• [RECORDS TO PROCESS]:
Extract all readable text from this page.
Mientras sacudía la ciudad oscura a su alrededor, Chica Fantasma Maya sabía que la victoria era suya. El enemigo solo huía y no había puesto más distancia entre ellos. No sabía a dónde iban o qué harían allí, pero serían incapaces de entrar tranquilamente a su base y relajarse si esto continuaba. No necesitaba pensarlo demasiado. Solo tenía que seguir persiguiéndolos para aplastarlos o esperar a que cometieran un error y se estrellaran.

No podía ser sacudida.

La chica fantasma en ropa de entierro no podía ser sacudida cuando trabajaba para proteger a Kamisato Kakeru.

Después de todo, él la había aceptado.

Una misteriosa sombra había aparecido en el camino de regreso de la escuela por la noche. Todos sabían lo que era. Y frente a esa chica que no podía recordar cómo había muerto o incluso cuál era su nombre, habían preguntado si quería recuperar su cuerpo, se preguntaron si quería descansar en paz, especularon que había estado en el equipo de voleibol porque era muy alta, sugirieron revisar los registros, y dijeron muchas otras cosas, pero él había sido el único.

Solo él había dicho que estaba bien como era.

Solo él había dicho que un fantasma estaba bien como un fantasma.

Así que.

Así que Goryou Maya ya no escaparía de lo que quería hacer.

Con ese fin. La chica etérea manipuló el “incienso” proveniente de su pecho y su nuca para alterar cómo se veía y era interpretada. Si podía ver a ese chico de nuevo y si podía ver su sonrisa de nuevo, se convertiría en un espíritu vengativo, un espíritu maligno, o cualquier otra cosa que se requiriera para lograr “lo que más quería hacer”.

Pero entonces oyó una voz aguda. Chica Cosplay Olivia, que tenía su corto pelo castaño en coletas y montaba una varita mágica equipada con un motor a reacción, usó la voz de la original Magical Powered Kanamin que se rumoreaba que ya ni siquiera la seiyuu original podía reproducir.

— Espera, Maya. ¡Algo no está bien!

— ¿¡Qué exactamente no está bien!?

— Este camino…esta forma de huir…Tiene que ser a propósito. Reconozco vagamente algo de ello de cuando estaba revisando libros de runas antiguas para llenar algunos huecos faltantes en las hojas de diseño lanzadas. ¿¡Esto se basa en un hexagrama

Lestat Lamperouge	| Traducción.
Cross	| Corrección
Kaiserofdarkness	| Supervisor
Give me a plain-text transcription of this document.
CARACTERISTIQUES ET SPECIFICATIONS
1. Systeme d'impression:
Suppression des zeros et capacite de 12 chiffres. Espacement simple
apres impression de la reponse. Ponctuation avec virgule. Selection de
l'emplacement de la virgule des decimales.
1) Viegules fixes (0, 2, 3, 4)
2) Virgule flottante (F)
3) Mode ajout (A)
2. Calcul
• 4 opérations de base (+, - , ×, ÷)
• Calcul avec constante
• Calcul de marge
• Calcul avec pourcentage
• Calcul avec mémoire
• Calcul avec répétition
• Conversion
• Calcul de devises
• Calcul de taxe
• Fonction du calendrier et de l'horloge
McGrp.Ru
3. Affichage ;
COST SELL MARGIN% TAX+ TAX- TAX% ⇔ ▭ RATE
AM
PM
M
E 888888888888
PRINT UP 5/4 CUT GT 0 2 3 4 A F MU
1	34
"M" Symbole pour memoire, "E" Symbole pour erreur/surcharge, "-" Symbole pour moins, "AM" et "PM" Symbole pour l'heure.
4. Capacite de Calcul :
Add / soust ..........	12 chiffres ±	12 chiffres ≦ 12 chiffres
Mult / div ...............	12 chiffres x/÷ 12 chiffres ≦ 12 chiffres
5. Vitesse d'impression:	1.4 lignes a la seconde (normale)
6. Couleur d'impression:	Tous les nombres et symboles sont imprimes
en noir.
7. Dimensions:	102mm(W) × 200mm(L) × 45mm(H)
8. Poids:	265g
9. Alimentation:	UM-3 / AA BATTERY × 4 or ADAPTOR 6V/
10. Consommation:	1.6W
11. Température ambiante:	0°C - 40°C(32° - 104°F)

• [WHAT THIS TASK INVOLVES]:
Return the listing above in full, character for character.

• [THE REPLY]:
Extract all readable text from this page.
Mientras sacudía la ciudad oscura a su alrededor, Chica Fantasma Maya sabía que la victoria era suya. El enemigo solo huía y no había puesto más distancia entre ellos. No sabía a dónde iban o qué harían allí, pero serían incapaces de entrar tranquilamente a su base y relajarse si esto continuaba. No necesitaba pensarlo demasiado. Solo tenía que seguir persiguiéndolos para aplastarlos o esperar a que cometieran un error y se estrellaran.

No podía ser sacudida.

La chica fantasma en ropa de entierro no podía ser sacudida cuando trabajaba para proteger a Kamisato Kakeru.

Después de todo, él la había aceptado.

Una misteriosa sombra había aparecido en el camino de regreso de la escuela por la noche. Todos sabían lo que era. Y frente a esa chica que no podía recordar cómo había muerto o incluso cuál era su nombre, habían preguntado si quería recuperar su cuerpo, se preguntaron si quería descansar en paz, especularon que había estado en el equipo de voleibol porque era muy alta, sugirieron revisar los registros, y dijeron muchas otras cosas, pero él había sido el único.

Solo él había dicho que estaba bien como era.

Solo él había dicho que un fantasma estaba bien como un fantasma.

Así que.

Así que Goryou Maya ya no escaparía de lo que quería hacer.

Con ese fin. La chica etérea manipuló el “incienso” proveniente de su pecho y su nuca para alterar cómo se veía y era interpretada. Si podía ver a ese chico de nuevo y si podía ver su sonrisa de nuevo, se convertiría en un espíritu vengativo, un espíritu maligno, o cualquier otra cosa que se requiriera para lograr “lo que más quería hacer”.

Pero entonces oyó una voz aguda. Chica Cosplay Olivia, que tenía su corto pelo castaño en coletas y montaba una varita mágica equipada con un motor a reacción, usó la voz de la original Magical Powered Kanamin que se rumoreaba que ya ni siquiera la seiyuu original podía reproducir.

— Espera, Maya. ¡Algo no está bien!

— ¿¡Qué exactamente no está bien!?

— Este camino…esta forma de huir…Tiene que ser a propósito. Reconozco vagamente algo de ello de cuando estaba revisando libros de runas antiguas para llenar algunos huecos faltantes en las hojas de diseño lanzadas. ¿¡Esto se basa en un hexagrama

Lestat Lamperouge	| Traducción.
Cross	| Corrección
Kaiserofdarkness	| Supervisor
Give me a plain-text transcription of this document.
CARACTERISTIQUES ET SPECIFICATIONS
1. Systeme d'impression:
Suppression des zeros et capacite de 12 chiffres. Espacement simple
apres impression de la reponse. Ponctuation avec virgule. Selection de
l'emplacement de la virgule des decimales.
1) Viegules fixes (0, 2, 3, 4)
2) Virgule flottante (F)
3) Mode ajout (A)
2. Calcul
• 4 opérations de base (+, - , ×, ÷)
• Calcul avec constante
• Calcul de marge
• Calcul avec pourcentage
• Calcul avec mémoire
• Calcul avec répétition
• Conversion
• Calcul de devises
• Calcul de taxe
• Fonction du calendrier et de l'horloge
McGrp.Ru
3. Affichage ;
COST SELL MARGIN% TAX+ TAX- TAX% ⇔ ▭ RATE
AM
PM
M
E 888888888888
PRINT UP 5/4 CUT GT 0 2 3 4 A F MU
1	34
"M" Symbole pour memoire, "E" Symbole pour erreur/surcharge, "-" Symbole pour moins, "AM" et "PM" Symbole pour l'heure.
4. Capacite de Calcul :
Add / soust ..........	12 chiffres ±	12 chiffres ≦ 12 chiffres
Mult / div ...............	12 chiffres x/÷ 12 chiffres ≦ 12 chiffres
5. Vitesse d'impression:	1.4 lignes a la seconde (normale)
6. Couleur d'impression:	Tous les nombres et symboles sont imprimes
en noir.
7. Dimensions:	102mm(W) × 200mm(L) × 45mm(H)
8. Poids:	265g
9. Alimentation:	UM-3 / AA BATTERY × 4 or ADAPTOR 6V/
10. Consommation:	1.6W
11. Température ambiante:	0°C - 40°C(32° - 104°F)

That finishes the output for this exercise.